[Boxed element entries]
........

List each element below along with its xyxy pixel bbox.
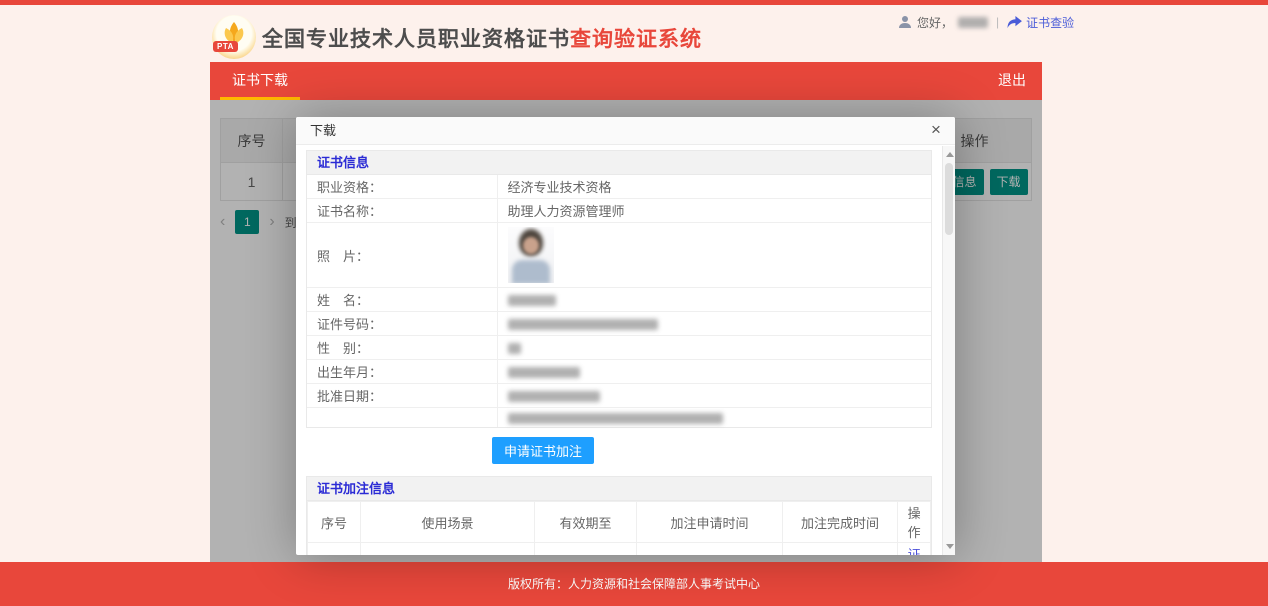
field-row-photo: 照 片： xyxy=(307,223,931,288)
apply-annotation-button[interactable]: 申请证书加注 xyxy=(492,437,594,464)
field-label: 姓 名： xyxy=(307,288,497,312)
annotation-table: 序号 使用场景 有效期至 加注申请时间 加注完成时间 操作 1 本人调用 202… xyxy=(307,501,931,555)
field-row-birth-date: 出生年月： xyxy=(307,360,931,384)
cert-verify-link-label: 证书查验 xyxy=(1026,14,1074,31)
field-value: 助理人力资源管理师 xyxy=(497,199,931,223)
field-value xyxy=(497,312,931,336)
annotation-header-row: 序号 使用场景 有效期至 加注申请时间 加注完成时间 操作 xyxy=(308,502,931,543)
field-row-gender: 性 别： xyxy=(307,336,931,360)
page-title-main: 全国专业技术人员职业资格证书 xyxy=(262,28,570,51)
redacted-name xyxy=(508,295,556,306)
modal-title: 下载 xyxy=(296,117,955,145)
field-label: 出生年月： xyxy=(307,360,497,384)
cert-info-table: 职业资格： 经济专业技术资格 证书名称： 助理人力资源管理师 照 片： xyxy=(307,175,931,427)
field-value xyxy=(497,384,931,408)
certificate-photo xyxy=(508,227,554,283)
field-row-note xyxy=(307,408,931,428)
share-arrow-icon xyxy=(1007,16,1022,29)
greeting-text: 您好， xyxy=(917,14,953,31)
field-label: 证件号码： xyxy=(307,312,497,336)
field-label: 批准日期： xyxy=(307,384,497,408)
field-value: 经济专业技术资格 xyxy=(497,175,931,199)
download-modal: 下载 × 证书信息 职业资格： 经济专业技术资格 证书名称： 助理人力资源管理师… xyxy=(296,117,955,555)
col-header-seq: 序号 xyxy=(308,502,361,543)
col-header-scene: 使用场景 xyxy=(361,502,535,543)
field-label xyxy=(307,408,497,428)
cell-seq: 1 xyxy=(308,543,361,556)
page-title-accent: 查询验证系统 xyxy=(570,28,702,51)
field-value xyxy=(497,360,931,384)
annotation-heading: 证书加注信息 xyxy=(307,477,931,501)
cert-info-section: 证书信息 职业资格： 经济专业技术资格 证书名称： 助理人力资源管理师 照 片： xyxy=(306,150,932,428)
field-value xyxy=(497,336,931,360)
modal-titlebar: 下载 × xyxy=(296,117,955,145)
cell-scene: 本人调用 xyxy=(361,543,535,556)
cert-verify-link[interactable]: 证书查验 xyxy=(1007,14,1074,31)
field-value xyxy=(497,408,931,428)
col-header-complete-time: 加注完成时间 xyxy=(782,502,897,543)
redacted-gender xyxy=(508,343,521,354)
main-nav: 证书下载 退出 xyxy=(210,62,1042,100)
logo-badge: PTA xyxy=(213,41,238,52)
close-icon[interactable]: × xyxy=(925,117,947,145)
field-value xyxy=(497,288,931,312)
field-row-name: 姓 名： xyxy=(307,288,931,312)
field-row-qualification: 职业资格： 经济专业技术资格 xyxy=(307,175,931,199)
cell-complete-time xyxy=(782,543,897,556)
redacted-id-number xyxy=(508,319,658,330)
cell-apply-time: 2021-12-16 10:53:02 xyxy=(637,543,783,556)
page-title: 全国专业技术人员职业资格证书查询验证系统 xyxy=(262,23,702,53)
scroll-down-icon[interactable] xyxy=(946,544,954,549)
tab-cert-download[interactable]: 证书下载 xyxy=(212,62,308,100)
user-bar: 您好， | 证书查验 xyxy=(898,13,1074,31)
field-row-cert-name: 证书名称： 助理人力资源管理师 xyxy=(307,199,931,223)
copyright-text: 版权所有：人力资源和社会保障部人事考试中心 xyxy=(508,577,760,591)
field-value xyxy=(497,223,931,288)
redacted-note xyxy=(508,413,723,424)
col-header-action: 操作 xyxy=(898,502,931,543)
tab-cert-download-label: 证书下载 xyxy=(232,72,288,88)
col-header-valid-until: 有效期至 xyxy=(534,502,636,543)
username-redacted xyxy=(958,17,988,28)
page-footer: 版权所有：人力资源和社会保障部人事考试中心 xyxy=(0,562,1268,606)
divider: | xyxy=(996,15,999,29)
logout-button[interactable]: 退出 xyxy=(982,62,1042,100)
logo-flame-icon xyxy=(212,15,256,59)
user-icon xyxy=(898,15,912,29)
field-label: 照 片： xyxy=(307,223,497,288)
modal-body: 证书信息 职业资格： 经济专业技术资格 证书名称： 助理人力资源管理师 照 片： xyxy=(296,146,942,555)
field-label: 职业资格： xyxy=(307,175,497,199)
field-row-id-number: 证件号码： xyxy=(307,312,931,336)
field-row-approval-date: 批准日期： xyxy=(307,384,931,408)
redacted-approval-date xyxy=(508,391,600,402)
photo-shoulders xyxy=(512,260,550,283)
field-label: 性 别： xyxy=(307,336,497,360)
modal-scrollbar xyxy=(942,146,955,555)
annotation-section: 证书加注信息 序号 使用场景 有效期至 加注申请时间 加注完成时间 操作 1 本… xyxy=(306,476,932,555)
cert-info-heading: 证书信息 xyxy=(307,151,931,175)
top-red-strip xyxy=(0,0,1268,5)
redacted-birth-date xyxy=(508,367,580,378)
scroll-up-icon[interactable] xyxy=(946,152,954,157)
annotation-row: 1 本人调用 2022-03-16 2021-12-16 10:53:02 证书… xyxy=(308,543,931,556)
cell-valid-until: 2022-03-16 xyxy=(534,543,636,556)
col-header-apply-time: 加注申请时间 xyxy=(637,502,783,543)
photo-face xyxy=(523,237,539,254)
pta-logo: PTA xyxy=(212,15,256,59)
cert-generating-link[interactable]: 证书生成中... xyxy=(902,547,926,555)
field-label: 证书名称： xyxy=(307,199,497,223)
page-root: PTA 全国专业技术人员职业资格证书查询验证系统 您好， | 证书查验 证书下载… xyxy=(0,0,1268,606)
scrollbar-thumb[interactable] xyxy=(945,163,953,235)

........

## [What this task involves]
Copy the material above line for line without changing anything, but leave the image out.

## [Solution to this exercise]
List each element below along with its xyxy pixel bbox.
field-row-photo: 照 片： xyxy=(307,223,931,288)
apply-annotation-button[interactable]: 申请证书加注 xyxy=(492,437,594,464)
field-label: 姓 名： xyxy=(307,288,497,312)
annotation-table: 序号 使用场景 有效期至 加注申请时间 加注完成时间 操作 1 本人调用 202… xyxy=(307,501,931,555)
field-row-birth-date: 出生年月： xyxy=(307,360,931,384)
cert-verify-link-label: 证书查验 xyxy=(1026,14,1074,31)
field-value: 助理人力资源管理师 xyxy=(497,199,931,223)
field-value xyxy=(497,312,931,336)
annotation-header-row: 序号 使用场景 有效期至 加注申请时间 加注完成时间 操作 xyxy=(308,502,931,543)
field-row-gender: 性 别： xyxy=(307,336,931,360)
page-title-main: 全国专业技术人员职业资格证书 xyxy=(262,28,570,51)
redacted-name xyxy=(508,295,556,306)
modal-title: 下载 xyxy=(296,117,955,145)
field-label: 出生年月： xyxy=(307,360,497,384)
cert-info-table: 职业资格： 经济专业技术资格 证书名称： 助理人力资源管理师 照 片： xyxy=(307,175,931,427)
field-value xyxy=(497,384,931,408)
certificate-photo xyxy=(508,227,554,283)
field-row-note xyxy=(307,408,931,428)
share-arrow-icon xyxy=(1007,16,1022,29)
greeting-text: 您好， xyxy=(917,14,953,31)
field-label: 证件号码： xyxy=(307,312,497,336)
field-label: 批准日期： xyxy=(307,384,497,408)
field-value: 经济专业技术资格 xyxy=(497,175,931,199)
download-modal: 下载 × 证书信息 职业资格： 经济专业技术资格 证书名称： 助理人力资源管理师… xyxy=(296,117,955,555)
col-header-seq: 序号 xyxy=(308,502,361,543)
col-header-scene: 使用场景 xyxy=(361,502,535,543)
field-label xyxy=(307,408,497,428)
cell-seq: 1 xyxy=(308,543,361,556)
page-title-accent: 查询验证系统 xyxy=(570,28,702,51)
field-value xyxy=(497,360,931,384)
annotation-heading: 证书加注信息 xyxy=(307,477,931,501)
cert-info-section: 证书信息 职业资格： 经济专业技术资格 证书名称： 助理人力资源管理师 照 片： xyxy=(306,150,932,428)
field-value xyxy=(497,336,931,360)
modal-titlebar: 下载 × xyxy=(296,117,955,145)
cell-scene: 本人调用 xyxy=(361,543,535,556)
cert-verify-link[interactable]: 证书查验 xyxy=(1007,14,1074,31)
field-value xyxy=(497,408,931,428)
col-header-complete-time: 加注完成时间 xyxy=(782,502,897,543)
redacted-gender xyxy=(508,343,521,354)
main-nav: 证书下载 退出 xyxy=(210,62,1042,100)
logo-badge: PTA xyxy=(213,41,238,52)
close-icon[interactable]: × xyxy=(925,117,947,145)
field-value xyxy=(497,288,931,312)
field-row-name: 姓 名： xyxy=(307,288,931,312)
field-row-qualification: 职业资格： 经济专业技术资格 xyxy=(307,175,931,199)
cell-complete-time xyxy=(782,543,897,556)
redacted-id-number xyxy=(508,319,658,330)
cell-apply-time: 2021-12-16 10:53:02 xyxy=(637,543,783,556)
page-title: 全国专业技术人员职业资格证书查询验证系统 xyxy=(262,23,702,53)
scroll-down-icon[interactable] xyxy=(946,544,954,549)
tab-cert-download[interactable]: 证书下载 xyxy=(212,62,308,100)
user-bar: 您好， | 证书查验 xyxy=(898,13,1074,31)
field-row-cert-name: 证书名称： 助理人力资源管理师 xyxy=(307,199,931,223)
copyright-text: 版权所有：人力资源和社会保障部人事考试中心 xyxy=(508,577,760,591)
field-value xyxy=(497,223,931,288)
redacted-note xyxy=(508,413,723,424)
col-header-action: 操作 xyxy=(898,502,931,543)
tab-cert-download-label: 证书下载 xyxy=(232,72,288,88)
col-header-valid-until: 有效期至 xyxy=(534,502,636,543)
username-redacted xyxy=(958,17,988,28)
page-footer: 版权所有：人力资源和社会保障部人事考试中心 xyxy=(0,562,1268,606)
divider: | xyxy=(996,15,999,29)
logout-button[interactable]: 退出 xyxy=(982,62,1042,100)
logo-flame-icon xyxy=(212,15,256,59)
user-icon xyxy=(898,15,912,29)
field-label: 照 片： xyxy=(307,223,497,288)
modal-body: 证书信息 职业资格： 经济专业技术资格 证书名称： 助理人力资源管理师 照 片： xyxy=(296,146,942,555)
field-label: 职业资格： xyxy=(307,175,497,199)
field-row-id-number: 证件号码： xyxy=(307,312,931,336)
field-row-approval-date: 批准日期： xyxy=(307,384,931,408)
redacted-approval-date xyxy=(508,391,600,402)
photo-shoulders xyxy=(512,260,550,283)
field-label: 性 别： xyxy=(307,336,497,360)
modal-scrollbar xyxy=(942,146,955,555)
annotation-section: 证书加注信息 序号 使用场景 有效期至 加注申请时间 加注完成时间 操作 1 本… xyxy=(306,476,932,555)
cert-info-heading: 证书信息 xyxy=(307,151,931,175)
top-red-strip xyxy=(0,0,1268,5)
redacted-birth-date xyxy=(508,367,580,378)
scroll-up-icon[interactable] xyxy=(946,152,954,157)
annotation-row: 1 本人调用 2022-03-16 2021-12-16 10:53:02 证书… xyxy=(308,543,931,556)
cell-valid-until: 2022-03-16 xyxy=(534,543,636,556)
col-header-apply-time: 加注申请时间 xyxy=(637,502,783,543)
photo-face xyxy=(523,237,539,254)
pta-logo: PTA xyxy=(212,15,256,59)
cert-generating-link[interactable]: 证书生成中... xyxy=(902,547,926,555)
field-label: 证书名称： xyxy=(307,199,497,223)
page-root: PTA 全国专业技术人员职业资格证书查询验证系统 您好， | 证书查验 证书下载… xyxy=(0,0,1268,606)
scrollbar-thumb[interactable] xyxy=(945,163,953,235)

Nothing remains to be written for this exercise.